Lines containing the string "Saison" are to be counted; report the number and nothing more.

start

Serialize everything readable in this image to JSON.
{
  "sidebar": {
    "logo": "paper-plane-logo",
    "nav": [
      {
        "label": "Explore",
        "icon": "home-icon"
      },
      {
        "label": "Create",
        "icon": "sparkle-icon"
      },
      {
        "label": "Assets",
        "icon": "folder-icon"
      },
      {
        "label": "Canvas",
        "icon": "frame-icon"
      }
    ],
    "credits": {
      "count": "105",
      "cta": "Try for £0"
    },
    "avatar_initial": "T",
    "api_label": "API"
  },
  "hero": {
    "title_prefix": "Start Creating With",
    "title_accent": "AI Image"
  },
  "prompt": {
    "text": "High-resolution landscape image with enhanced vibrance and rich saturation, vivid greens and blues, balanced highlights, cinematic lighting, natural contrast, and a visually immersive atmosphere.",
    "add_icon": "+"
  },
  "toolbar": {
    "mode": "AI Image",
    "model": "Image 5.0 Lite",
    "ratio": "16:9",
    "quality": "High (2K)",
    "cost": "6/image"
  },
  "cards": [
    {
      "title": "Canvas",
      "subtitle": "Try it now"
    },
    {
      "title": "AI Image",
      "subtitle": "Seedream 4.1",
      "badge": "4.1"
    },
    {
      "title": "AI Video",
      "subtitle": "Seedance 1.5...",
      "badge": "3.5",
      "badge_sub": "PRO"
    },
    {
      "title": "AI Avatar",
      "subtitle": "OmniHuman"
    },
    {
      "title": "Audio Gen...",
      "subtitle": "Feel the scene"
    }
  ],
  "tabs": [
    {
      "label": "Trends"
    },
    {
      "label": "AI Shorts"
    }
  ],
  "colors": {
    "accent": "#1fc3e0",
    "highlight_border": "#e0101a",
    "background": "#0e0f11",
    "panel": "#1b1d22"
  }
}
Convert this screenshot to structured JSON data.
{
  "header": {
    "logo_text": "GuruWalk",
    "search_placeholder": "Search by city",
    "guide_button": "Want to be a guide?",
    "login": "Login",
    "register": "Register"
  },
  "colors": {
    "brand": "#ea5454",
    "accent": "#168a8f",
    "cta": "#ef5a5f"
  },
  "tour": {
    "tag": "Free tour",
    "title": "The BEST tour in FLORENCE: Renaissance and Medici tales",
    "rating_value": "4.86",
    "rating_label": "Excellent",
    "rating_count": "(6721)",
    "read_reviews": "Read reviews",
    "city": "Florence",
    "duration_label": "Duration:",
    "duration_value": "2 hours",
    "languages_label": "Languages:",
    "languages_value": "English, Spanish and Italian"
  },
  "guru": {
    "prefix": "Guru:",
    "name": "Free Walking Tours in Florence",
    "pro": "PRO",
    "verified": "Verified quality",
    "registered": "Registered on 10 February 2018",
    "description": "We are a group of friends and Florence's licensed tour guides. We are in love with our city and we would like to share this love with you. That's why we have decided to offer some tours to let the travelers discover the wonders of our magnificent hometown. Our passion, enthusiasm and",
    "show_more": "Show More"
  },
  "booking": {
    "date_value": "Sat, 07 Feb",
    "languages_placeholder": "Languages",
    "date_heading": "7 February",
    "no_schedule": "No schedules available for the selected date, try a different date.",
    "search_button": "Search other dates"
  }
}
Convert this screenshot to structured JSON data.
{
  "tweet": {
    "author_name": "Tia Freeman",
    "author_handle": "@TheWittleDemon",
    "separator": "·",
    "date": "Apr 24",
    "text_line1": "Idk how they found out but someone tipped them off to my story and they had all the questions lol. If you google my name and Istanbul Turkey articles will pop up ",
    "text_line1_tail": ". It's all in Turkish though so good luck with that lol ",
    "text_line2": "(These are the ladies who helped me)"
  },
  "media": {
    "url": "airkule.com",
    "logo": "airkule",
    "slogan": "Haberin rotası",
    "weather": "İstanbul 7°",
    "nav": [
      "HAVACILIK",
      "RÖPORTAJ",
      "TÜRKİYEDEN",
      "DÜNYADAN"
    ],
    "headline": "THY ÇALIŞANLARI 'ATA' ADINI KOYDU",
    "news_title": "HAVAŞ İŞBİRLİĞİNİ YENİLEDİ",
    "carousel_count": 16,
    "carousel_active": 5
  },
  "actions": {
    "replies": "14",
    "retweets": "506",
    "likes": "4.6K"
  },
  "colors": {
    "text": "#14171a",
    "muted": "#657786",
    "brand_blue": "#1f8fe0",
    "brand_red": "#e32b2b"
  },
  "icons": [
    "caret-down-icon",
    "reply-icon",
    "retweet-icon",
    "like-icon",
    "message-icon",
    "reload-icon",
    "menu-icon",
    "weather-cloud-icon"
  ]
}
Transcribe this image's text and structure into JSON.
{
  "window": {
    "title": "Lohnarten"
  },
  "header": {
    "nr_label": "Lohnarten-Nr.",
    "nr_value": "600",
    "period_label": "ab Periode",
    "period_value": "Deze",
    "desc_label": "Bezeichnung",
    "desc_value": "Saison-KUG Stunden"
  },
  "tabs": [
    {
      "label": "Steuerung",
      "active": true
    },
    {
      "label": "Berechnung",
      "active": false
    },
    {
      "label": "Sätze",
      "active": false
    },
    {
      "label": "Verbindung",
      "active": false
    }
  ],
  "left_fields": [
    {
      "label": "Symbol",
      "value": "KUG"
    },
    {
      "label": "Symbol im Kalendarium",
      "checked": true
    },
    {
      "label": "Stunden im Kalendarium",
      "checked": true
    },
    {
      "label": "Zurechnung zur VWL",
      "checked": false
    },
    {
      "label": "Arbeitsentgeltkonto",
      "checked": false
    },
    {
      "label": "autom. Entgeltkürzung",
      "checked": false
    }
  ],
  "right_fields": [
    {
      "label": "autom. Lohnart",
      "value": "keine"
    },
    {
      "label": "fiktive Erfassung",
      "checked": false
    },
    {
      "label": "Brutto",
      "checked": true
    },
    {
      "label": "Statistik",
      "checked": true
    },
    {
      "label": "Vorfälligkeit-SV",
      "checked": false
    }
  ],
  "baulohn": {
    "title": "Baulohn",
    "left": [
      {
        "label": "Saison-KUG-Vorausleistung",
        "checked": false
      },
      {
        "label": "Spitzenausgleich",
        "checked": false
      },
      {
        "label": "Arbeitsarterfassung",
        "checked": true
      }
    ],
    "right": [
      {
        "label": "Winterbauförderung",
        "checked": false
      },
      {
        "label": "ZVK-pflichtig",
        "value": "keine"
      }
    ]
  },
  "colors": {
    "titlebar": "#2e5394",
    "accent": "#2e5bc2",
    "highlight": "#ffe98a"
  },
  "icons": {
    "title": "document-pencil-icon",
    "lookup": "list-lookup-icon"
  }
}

end

> **REPLY**:
2